begin Stored rows
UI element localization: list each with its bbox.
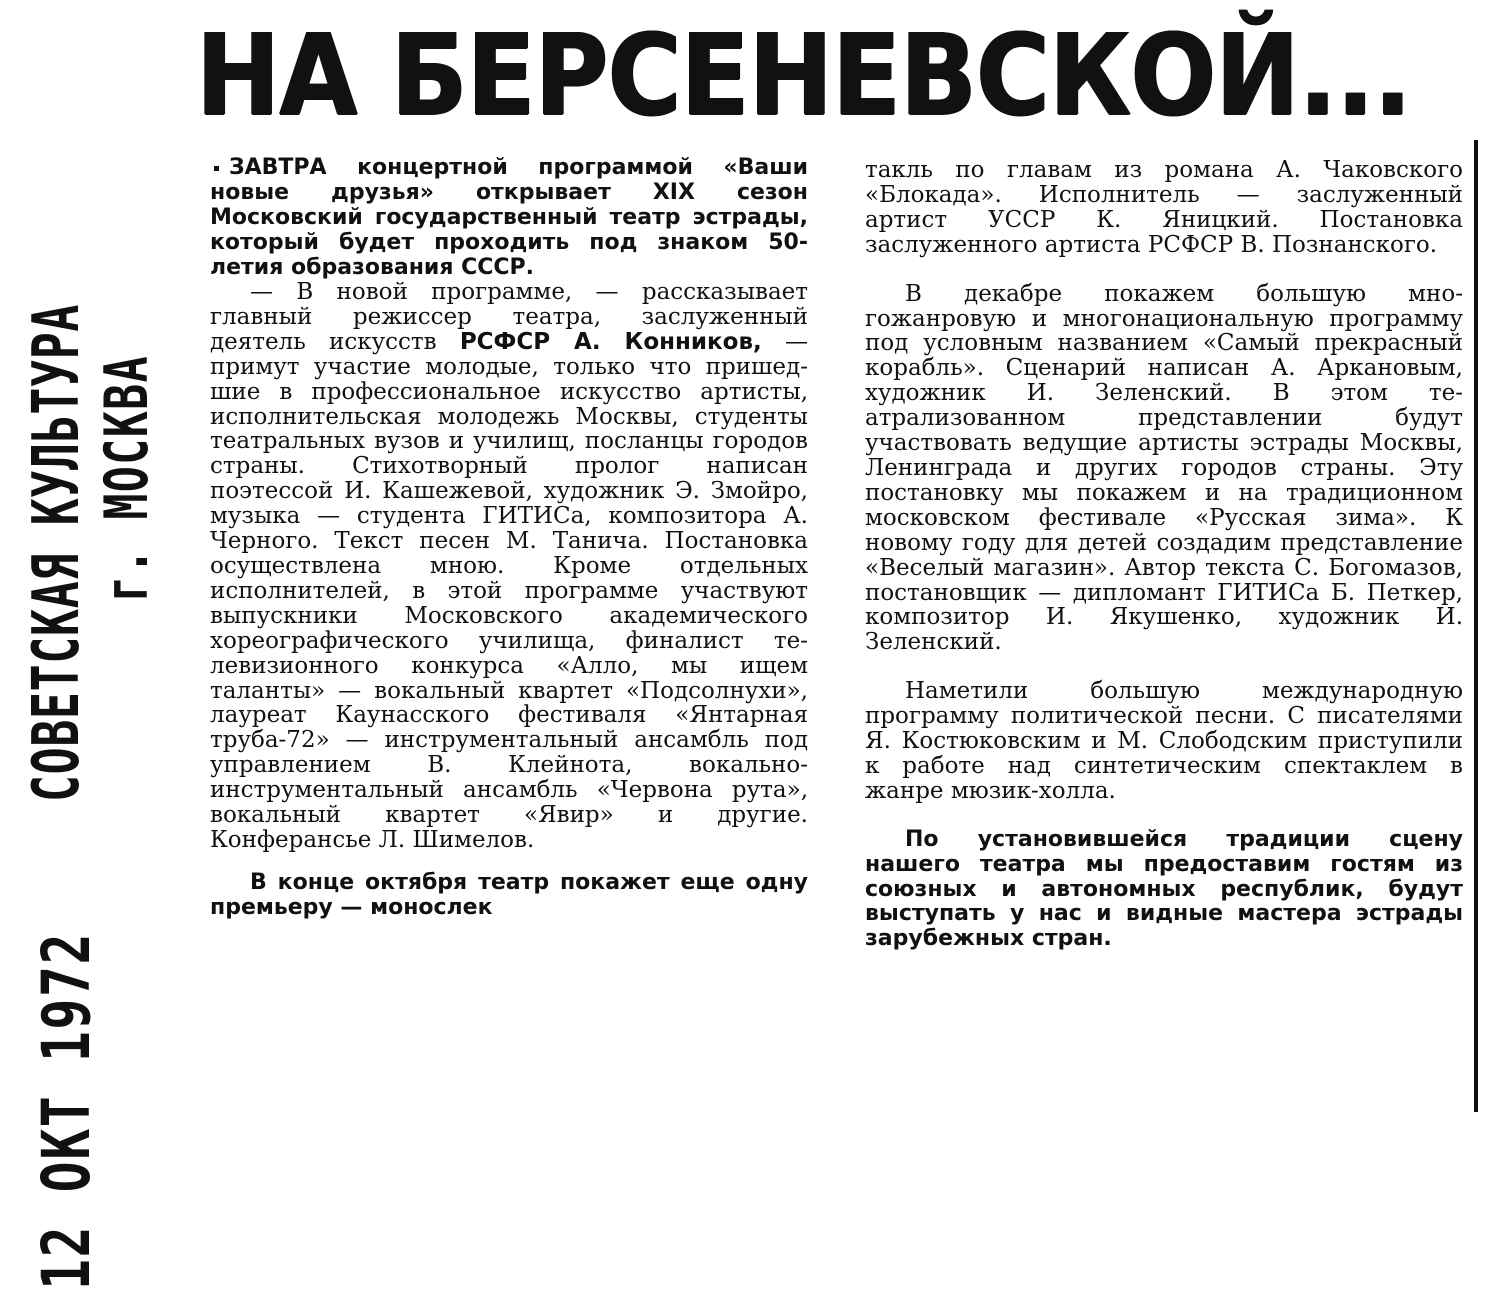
column-edge-rule	[1474, 140, 1478, 1112]
article-paragraph-december: В декабре покажем большую многожанровую и многонациональную программу под условным названием «Самый прекрасный корабль». Сценарий написан А. Аркановым, художник И. Зеленский. В этом театрализованном представлении будут участвовать ведущие артисты эстрады Москвы, Ленинграда и других городов страны. Эту постановку мы покажем и на традиционном московском фестивале «Русская зима». К новому году для детей создадим представление «Веселый магазин». Автор текста С. Богомазов, постановщик — дипломант ГИТИСа Б. Петкер, композитор И. Якушенко, художник И. Зеленский.	[865, 280, 1463, 656]
lead-bullet	[214, 166, 219, 171]
stamp-newspaper-name: СОВЕТСКАЯ КУЛЬТУРА	[20, 303, 94, 802]
stamp-date: 12 ОКТ 1972	[28, 931, 105, 1290]
article-paragraph-international: Наметили большую международную программу политической песни. С писателями Я. Костюковским и М. Слободским приступили к работе над синтетическим спектаклем в жанре мюзик-холла.	[865, 678, 1463, 804]
stamp-city: г. МОСКВА	[92, 354, 162, 602]
clipping-stamp	[20, 160, 190, 1290]
article-lead-text: ЗАВТРА концертной программой «Ваши новые друзья» открывает XIX сезон Московский государственный театр эстрады, который будет проходить под знаком 50-летия образования СССР.	[210, 155, 808, 280]
article-column-right	[865, 158, 1463, 952]
director-name: РСФСР А. Конников,	[459, 328, 762, 355]
paragraph-text: — примут участие молодые, только что пришедшие в профессиональное искусство артисты, исполнительская молодежь Москвы, студенты театральных вузов и училищ, посланцы городов страны. Стихотворный пролог написан поэтессой И. Кашежевой, художник Э. Змойро, музыка — студента ГИТИСа, композитора А. Черного. Текст песен М. Танича. Постановка осуществлена мною. Кроме отдельных исполнителей, в этой программе участвуют выпускники Московского академического хореографического училища, финалист телевизионного конкурса «Алло, мы ищем таланты» — вокальный квартет «Подсолнухи», лауреат Каунасского фестиваля «Янтарная труба-72» — инструментальный ансамбль под управлением В. Клейнота, вокально-инструментальный ансамбль «Червона рута», вокальный квартет «Явир» и другие. Конферансье Л. Шимелов.	[210, 328, 808, 853]
article-column-left	[210, 155, 808, 921]
article-paragraph-guests: По установившейся традиции сцену нашего театра мы предоставим гостям из союзных и автономных республик, будут выступать у нас и видные мастера эстрады зарубежных стран.	[865, 826, 1463, 952]
article-paragraph-interview	[210, 280, 808, 853]
paragraph-text: — В новой программе, — рассказывает главный режиссер театра, заслуженный деятель искусств	[210, 279, 808, 355]
article-lead-paragraph	[210, 155, 808, 280]
article-headline: НА БЕРСЕНЕВСКОЙ...	[196, 11, 1412, 141]
article-paragraph-premiere-end: такль по главам из романа А. Чаковского «Блокада». Исполнитель — заслуженный артист УССР К. Яницкий. Постановка заслуженного артиста РСФСР В. Познанского.	[865, 157, 1463, 258]
article-paragraph-premiere-start: В конце октября театр покажет еще одну премьеру — монослек	[210, 869, 808, 920]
end Stored rows
## [Problem to work on]
Please print every line of the entries above with no changes, and leave the pictures out of your answer.

## [Correct answer]
UI element localization: list each with its bbox.
column-edge-rule	[1474, 140, 1478, 1112]
article-paragraph-december: В декабре покажем большую многожанровую и многонациональную программу под условным названием «Самый прекрасный корабль». Сценарий написан А. Аркановым, художник И. Зеленский. В этом театрализованном представлении будут участвовать ведущие артисты эстрады Москвы, Ленинграда и других городов страны. Эту постановку мы покажем и на традиционном московском фестивале «Русская зима». К новому году для детей создадим представление «Веселый магазин». Автор текста С. Богомазов, постановщик — дипломант ГИТИСа Б. Петкер, композитор И. Якушенко, художник И. Зеленский.	[865, 280, 1463, 656]
lead-bullet	[214, 166, 219, 171]
stamp-newspaper-name: СОВЕТСКАЯ КУЛЬТУРА	[20, 303, 94, 802]
stamp-date: 12 ОКТ 1972	[28, 931, 105, 1290]
article-paragraph-international: Наметили большую международную программу политической песни. С писателями Я. Костюковским и М. Слободским приступили к работе над синтетическим спектаклем в жанре мюзик-холла.	[865, 678, 1463, 804]
stamp-city: г. МОСКВА	[92, 354, 162, 602]
clipping-stamp	[20, 160, 190, 1290]
article-lead-text: ЗАВТРА концертной программой «Ваши новые друзья» открывает XIX сезон Московский государственный театр эстрады, который будет проходить под знаком 50-летия образования СССР.	[210, 155, 808, 280]
article-column-right	[865, 158, 1463, 952]
director-name: РСФСР А. Конников,	[459, 328, 762, 355]
paragraph-text: — примут участие молодые, только что пришедшие в профессиональное искусство артисты, исполнительская молодежь Москвы, студенты театральных вузов и училищ, посланцы городов страны. Стихотворный пролог написан поэтессой И. Кашежевой, художник Э. Змойро, музыка — студента ГИТИСа, композитора А. Черного. Текст песен М. Танича. Постановка осуществлена мною. Кроме отдельных исполнителей, в этой программе участвуют выпускники Московского академического хореографического училища, финалист телевизионного конкурса «Алло, мы ищем таланты» — вокальный квартет «Подсолнухи», лауреат Каунасского фестиваля «Янтарная труба-72» — инструментальный ансамбль под управлением В. Клейнота, вокально-инструментальный ансамбль «Червона рута», вокальный квартет «Явир» и другие. Конферансье Л. Шимелов.	[210, 328, 808, 853]
article-column-left	[210, 155, 808, 921]
article-paragraph-guests: По установившейся традиции сцену нашего театра мы предоставим гостям из союзных и автономных республик, будут выступать у нас и видные мастера эстрады зарубежных стран.	[865, 826, 1463, 952]
article-paragraph-interview	[210, 280, 808, 853]
paragraph-text: — В новой программе, — рассказывает главный режиссер театра, заслуженный деятель искусств	[210, 279, 808, 355]
article-lead-paragraph	[210, 155, 808, 280]
article-headline: НА БЕРСЕНЕВСКОЙ...	[196, 11, 1412, 141]
article-paragraph-premiere-end: такль по главам из романа А. Чаковского «Блокада». Исполнитель — заслуженный артист УССР К. Яницкий. Постановка заслуженного артиста РСФСР В. Познанского.	[865, 157, 1463, 258]
article-paragraph-premiere-start: В конце октября театр покажет еще одну премьеру — монослек	[210, 869, 808, 920]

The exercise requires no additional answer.